[Saved data entries]
━━━━━━━━━━━━━━━━━━━━
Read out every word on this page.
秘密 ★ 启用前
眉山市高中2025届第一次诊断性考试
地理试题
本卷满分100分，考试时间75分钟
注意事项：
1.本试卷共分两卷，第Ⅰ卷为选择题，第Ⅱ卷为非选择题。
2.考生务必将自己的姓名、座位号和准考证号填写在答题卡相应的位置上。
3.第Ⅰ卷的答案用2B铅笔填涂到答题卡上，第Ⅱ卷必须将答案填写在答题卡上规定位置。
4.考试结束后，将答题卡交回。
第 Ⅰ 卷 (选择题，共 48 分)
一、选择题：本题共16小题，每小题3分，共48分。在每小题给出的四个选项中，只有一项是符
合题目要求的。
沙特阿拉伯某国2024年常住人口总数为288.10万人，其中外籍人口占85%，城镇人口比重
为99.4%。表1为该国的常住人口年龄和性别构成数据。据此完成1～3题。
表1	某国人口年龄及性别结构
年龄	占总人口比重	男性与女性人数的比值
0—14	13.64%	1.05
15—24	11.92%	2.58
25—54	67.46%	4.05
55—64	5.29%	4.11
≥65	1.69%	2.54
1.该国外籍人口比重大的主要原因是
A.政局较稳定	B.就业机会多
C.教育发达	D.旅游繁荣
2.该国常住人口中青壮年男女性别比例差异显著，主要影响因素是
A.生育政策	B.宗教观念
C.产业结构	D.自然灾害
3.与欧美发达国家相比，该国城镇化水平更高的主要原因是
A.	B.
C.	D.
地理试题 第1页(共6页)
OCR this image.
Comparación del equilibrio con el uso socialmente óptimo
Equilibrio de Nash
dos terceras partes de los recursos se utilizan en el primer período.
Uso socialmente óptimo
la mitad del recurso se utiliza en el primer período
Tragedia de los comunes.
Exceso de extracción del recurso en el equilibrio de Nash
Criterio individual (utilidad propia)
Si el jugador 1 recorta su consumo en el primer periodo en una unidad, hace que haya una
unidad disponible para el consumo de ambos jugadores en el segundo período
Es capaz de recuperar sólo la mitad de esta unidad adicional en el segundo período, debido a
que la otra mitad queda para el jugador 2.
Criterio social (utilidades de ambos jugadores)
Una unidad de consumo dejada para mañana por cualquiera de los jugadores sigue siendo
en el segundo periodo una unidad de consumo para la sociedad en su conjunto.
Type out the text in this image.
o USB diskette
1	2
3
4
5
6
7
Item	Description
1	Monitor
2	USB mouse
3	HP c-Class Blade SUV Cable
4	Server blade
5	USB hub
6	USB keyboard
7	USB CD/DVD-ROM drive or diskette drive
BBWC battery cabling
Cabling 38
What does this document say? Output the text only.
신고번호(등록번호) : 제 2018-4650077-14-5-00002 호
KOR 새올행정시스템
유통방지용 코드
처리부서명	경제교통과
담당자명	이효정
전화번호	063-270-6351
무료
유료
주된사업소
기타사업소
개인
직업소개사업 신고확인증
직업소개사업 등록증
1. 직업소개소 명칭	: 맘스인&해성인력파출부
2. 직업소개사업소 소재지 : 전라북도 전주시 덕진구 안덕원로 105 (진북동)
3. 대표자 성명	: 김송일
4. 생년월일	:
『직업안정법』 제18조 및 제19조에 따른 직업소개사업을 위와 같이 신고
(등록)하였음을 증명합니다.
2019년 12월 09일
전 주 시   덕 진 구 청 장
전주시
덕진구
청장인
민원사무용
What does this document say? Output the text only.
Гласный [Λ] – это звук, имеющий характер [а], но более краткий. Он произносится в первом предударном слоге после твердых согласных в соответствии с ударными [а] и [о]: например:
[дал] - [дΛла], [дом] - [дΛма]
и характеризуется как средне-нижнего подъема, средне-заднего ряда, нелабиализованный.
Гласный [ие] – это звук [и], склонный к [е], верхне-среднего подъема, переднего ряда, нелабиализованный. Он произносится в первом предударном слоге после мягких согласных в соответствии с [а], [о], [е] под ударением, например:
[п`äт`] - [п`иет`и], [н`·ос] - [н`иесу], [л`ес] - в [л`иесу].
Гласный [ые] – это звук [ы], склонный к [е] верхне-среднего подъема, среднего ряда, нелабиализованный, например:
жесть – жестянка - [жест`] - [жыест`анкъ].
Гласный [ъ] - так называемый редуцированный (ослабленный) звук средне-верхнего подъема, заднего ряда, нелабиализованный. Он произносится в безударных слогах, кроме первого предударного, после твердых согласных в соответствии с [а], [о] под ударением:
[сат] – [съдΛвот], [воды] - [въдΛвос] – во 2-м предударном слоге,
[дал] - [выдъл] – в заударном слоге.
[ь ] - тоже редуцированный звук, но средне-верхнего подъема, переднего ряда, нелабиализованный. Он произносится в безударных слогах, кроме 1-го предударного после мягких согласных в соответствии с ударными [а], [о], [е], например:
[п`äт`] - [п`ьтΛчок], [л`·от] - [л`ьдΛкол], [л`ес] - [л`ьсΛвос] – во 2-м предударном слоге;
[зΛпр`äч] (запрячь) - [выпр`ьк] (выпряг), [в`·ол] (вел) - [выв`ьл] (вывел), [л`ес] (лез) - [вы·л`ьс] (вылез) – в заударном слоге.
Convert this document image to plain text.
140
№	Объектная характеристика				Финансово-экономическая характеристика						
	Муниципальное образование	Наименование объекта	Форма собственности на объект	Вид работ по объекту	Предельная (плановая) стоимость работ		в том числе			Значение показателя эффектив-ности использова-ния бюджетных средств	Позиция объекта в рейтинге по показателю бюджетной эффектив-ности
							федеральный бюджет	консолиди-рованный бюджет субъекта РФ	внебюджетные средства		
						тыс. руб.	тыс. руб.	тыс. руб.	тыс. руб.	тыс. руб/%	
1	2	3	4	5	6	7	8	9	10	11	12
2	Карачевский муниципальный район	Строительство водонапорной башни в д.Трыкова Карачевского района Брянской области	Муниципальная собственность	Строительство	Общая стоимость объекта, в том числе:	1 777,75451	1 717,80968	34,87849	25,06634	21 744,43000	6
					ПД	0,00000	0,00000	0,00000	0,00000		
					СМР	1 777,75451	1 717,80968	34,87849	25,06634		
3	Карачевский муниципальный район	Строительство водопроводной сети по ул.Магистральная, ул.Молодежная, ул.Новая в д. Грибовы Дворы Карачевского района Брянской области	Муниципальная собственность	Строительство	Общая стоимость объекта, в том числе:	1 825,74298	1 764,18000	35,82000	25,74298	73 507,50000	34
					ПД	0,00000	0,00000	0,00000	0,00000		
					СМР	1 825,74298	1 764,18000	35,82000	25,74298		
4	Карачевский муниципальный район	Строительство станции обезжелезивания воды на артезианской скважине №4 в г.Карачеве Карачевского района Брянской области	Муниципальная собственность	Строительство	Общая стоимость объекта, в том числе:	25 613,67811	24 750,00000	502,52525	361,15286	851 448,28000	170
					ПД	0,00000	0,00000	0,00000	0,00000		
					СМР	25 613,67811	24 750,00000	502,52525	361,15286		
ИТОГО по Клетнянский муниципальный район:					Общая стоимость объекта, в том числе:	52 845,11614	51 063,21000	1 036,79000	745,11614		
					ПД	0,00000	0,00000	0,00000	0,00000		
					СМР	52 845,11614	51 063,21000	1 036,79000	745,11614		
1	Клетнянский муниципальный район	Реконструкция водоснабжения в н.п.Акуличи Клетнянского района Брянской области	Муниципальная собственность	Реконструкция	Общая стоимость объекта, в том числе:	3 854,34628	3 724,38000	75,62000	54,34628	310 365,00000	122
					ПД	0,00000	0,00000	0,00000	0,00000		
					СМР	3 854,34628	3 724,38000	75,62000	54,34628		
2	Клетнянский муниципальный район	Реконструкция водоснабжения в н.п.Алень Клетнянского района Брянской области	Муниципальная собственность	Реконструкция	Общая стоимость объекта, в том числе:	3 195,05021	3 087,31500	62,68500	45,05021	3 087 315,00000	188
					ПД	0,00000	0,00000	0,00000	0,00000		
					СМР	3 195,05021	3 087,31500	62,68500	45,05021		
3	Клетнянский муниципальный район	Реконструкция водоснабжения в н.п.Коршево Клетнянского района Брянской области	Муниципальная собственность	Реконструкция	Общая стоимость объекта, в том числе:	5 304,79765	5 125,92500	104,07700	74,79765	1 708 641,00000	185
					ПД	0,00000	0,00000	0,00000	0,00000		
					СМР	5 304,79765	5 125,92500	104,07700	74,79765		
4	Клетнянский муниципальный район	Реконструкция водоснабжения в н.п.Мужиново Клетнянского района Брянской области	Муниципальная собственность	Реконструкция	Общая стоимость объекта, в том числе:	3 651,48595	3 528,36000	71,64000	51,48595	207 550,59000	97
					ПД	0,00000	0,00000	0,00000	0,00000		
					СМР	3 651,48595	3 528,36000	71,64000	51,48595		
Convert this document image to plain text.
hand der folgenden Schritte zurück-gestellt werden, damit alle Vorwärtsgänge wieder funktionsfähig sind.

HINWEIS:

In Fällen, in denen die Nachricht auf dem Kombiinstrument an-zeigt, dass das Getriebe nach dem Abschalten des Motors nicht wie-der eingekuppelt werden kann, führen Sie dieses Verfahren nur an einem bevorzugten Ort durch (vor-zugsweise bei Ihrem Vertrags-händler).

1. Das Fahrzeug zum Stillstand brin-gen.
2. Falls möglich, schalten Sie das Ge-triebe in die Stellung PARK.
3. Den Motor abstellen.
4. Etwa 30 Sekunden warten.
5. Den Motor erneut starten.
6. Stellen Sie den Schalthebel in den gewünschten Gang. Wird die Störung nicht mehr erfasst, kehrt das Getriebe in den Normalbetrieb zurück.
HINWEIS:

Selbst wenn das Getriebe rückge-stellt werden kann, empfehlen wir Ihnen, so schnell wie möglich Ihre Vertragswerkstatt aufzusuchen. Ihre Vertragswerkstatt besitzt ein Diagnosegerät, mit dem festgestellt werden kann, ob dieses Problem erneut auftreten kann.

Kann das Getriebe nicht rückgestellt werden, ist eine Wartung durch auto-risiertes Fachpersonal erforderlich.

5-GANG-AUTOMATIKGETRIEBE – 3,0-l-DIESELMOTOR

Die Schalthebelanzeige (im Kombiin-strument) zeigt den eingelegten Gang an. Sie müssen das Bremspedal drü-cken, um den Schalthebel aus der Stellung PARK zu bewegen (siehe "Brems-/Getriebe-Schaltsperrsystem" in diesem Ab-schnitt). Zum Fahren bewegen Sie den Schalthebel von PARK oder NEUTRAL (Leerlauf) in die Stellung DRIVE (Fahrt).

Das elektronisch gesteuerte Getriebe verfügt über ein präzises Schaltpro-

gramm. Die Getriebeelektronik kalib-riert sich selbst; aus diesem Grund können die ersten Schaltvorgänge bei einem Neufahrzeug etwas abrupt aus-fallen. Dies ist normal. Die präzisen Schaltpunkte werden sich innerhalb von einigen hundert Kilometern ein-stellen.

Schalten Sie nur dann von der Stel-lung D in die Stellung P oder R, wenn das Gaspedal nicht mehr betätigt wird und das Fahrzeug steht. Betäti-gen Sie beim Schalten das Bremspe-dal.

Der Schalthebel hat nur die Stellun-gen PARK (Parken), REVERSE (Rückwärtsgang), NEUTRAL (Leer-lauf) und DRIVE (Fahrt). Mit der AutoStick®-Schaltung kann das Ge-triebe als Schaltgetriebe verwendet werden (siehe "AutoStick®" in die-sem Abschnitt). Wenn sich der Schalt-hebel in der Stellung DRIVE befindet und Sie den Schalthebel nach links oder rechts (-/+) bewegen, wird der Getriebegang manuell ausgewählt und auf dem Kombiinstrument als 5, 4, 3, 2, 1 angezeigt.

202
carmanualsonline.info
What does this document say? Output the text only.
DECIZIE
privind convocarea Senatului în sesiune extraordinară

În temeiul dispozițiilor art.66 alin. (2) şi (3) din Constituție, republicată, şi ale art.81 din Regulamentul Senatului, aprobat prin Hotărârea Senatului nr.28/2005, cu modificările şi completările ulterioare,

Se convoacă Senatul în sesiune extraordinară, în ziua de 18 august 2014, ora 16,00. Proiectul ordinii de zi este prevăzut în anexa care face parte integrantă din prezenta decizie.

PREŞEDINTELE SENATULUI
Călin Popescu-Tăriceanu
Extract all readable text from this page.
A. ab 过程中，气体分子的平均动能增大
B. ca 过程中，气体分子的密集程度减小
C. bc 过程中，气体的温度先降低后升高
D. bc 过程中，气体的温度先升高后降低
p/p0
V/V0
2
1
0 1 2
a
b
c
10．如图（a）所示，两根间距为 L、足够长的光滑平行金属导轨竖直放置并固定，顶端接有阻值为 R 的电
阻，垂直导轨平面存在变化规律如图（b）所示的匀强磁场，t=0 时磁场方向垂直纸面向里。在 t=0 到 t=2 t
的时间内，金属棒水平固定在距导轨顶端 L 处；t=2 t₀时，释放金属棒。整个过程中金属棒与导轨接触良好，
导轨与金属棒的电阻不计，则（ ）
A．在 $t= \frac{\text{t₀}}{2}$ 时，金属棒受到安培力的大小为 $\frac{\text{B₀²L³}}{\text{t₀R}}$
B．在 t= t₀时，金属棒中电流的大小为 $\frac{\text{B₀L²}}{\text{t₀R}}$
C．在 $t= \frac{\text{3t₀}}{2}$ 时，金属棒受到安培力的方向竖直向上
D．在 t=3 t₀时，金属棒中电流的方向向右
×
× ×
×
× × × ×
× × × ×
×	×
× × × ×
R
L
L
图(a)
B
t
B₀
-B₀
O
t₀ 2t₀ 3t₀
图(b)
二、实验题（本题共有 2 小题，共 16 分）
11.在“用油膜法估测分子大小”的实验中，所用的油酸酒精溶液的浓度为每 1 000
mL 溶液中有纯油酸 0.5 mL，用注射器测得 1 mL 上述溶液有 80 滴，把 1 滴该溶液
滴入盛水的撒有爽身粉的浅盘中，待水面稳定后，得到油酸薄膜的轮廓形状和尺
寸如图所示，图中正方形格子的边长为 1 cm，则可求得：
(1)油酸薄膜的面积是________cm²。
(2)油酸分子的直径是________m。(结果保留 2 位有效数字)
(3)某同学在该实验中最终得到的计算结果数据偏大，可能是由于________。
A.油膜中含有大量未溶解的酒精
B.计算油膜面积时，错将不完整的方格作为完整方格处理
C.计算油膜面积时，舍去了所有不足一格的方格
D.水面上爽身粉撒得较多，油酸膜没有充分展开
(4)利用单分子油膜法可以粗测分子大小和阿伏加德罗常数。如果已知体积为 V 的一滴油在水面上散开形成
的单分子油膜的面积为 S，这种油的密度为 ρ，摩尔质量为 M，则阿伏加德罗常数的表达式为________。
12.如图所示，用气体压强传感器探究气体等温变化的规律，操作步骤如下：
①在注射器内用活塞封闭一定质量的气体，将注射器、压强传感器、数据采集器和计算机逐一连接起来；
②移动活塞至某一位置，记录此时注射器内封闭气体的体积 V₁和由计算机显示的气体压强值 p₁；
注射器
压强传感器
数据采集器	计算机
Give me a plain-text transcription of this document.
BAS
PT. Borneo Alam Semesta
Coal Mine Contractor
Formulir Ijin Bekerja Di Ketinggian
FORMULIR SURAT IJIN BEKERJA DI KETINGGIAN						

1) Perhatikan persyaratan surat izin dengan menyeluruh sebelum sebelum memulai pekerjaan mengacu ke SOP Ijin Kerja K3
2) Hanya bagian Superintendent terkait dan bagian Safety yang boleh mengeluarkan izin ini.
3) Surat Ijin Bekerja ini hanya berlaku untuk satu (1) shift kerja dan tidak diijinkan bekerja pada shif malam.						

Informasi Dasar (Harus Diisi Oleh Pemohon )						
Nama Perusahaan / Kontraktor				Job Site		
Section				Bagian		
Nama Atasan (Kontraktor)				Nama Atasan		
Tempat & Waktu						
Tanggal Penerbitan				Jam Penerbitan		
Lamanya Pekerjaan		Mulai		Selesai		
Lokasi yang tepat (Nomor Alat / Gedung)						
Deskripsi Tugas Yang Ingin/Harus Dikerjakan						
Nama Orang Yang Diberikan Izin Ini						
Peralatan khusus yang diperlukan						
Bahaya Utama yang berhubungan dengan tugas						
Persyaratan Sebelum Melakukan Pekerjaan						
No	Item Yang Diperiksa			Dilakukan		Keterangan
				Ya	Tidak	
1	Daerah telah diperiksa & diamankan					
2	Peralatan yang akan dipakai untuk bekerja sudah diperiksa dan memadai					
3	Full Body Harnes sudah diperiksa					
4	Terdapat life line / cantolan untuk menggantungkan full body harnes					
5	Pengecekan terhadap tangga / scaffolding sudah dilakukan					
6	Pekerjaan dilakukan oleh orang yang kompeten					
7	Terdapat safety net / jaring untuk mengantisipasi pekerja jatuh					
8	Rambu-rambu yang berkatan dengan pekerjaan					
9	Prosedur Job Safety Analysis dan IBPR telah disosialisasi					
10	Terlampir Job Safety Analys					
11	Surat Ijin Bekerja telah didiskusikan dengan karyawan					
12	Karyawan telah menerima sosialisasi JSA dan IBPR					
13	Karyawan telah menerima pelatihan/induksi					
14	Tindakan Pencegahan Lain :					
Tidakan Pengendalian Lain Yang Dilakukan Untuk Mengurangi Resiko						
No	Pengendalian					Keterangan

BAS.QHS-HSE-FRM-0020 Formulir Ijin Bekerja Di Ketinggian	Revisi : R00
━━━━━━━━━━━━━━━━━━━━
> **Task brief**:
Identify each line holding the string "Nama", and copy it out.

> **Result**:
Nama Perusahaan / Kontraktor				Job Site		
Nama Atasan (Kontraktor)				Nama Atasan		
Nama Orang Yang Diberikan Izin Ini						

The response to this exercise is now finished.